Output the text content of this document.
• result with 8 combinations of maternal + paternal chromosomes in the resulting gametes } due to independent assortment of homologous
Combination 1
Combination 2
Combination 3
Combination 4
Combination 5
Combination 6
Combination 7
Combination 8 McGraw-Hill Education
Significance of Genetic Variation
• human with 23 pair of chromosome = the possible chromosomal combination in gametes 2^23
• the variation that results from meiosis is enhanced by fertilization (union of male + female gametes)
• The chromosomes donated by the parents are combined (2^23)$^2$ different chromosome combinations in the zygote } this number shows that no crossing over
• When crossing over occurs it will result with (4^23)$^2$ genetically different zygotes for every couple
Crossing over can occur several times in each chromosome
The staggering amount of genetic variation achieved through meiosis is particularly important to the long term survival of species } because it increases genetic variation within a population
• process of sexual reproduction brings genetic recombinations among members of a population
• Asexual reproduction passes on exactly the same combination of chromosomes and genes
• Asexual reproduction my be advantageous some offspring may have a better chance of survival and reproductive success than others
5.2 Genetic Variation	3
━━━━━━━━━━
**PROBLEM DETAILS:**
Provide solely the number of lines in the listing that contain "gametes".

**RESPONSE FOR THIS EXERCISE:**
3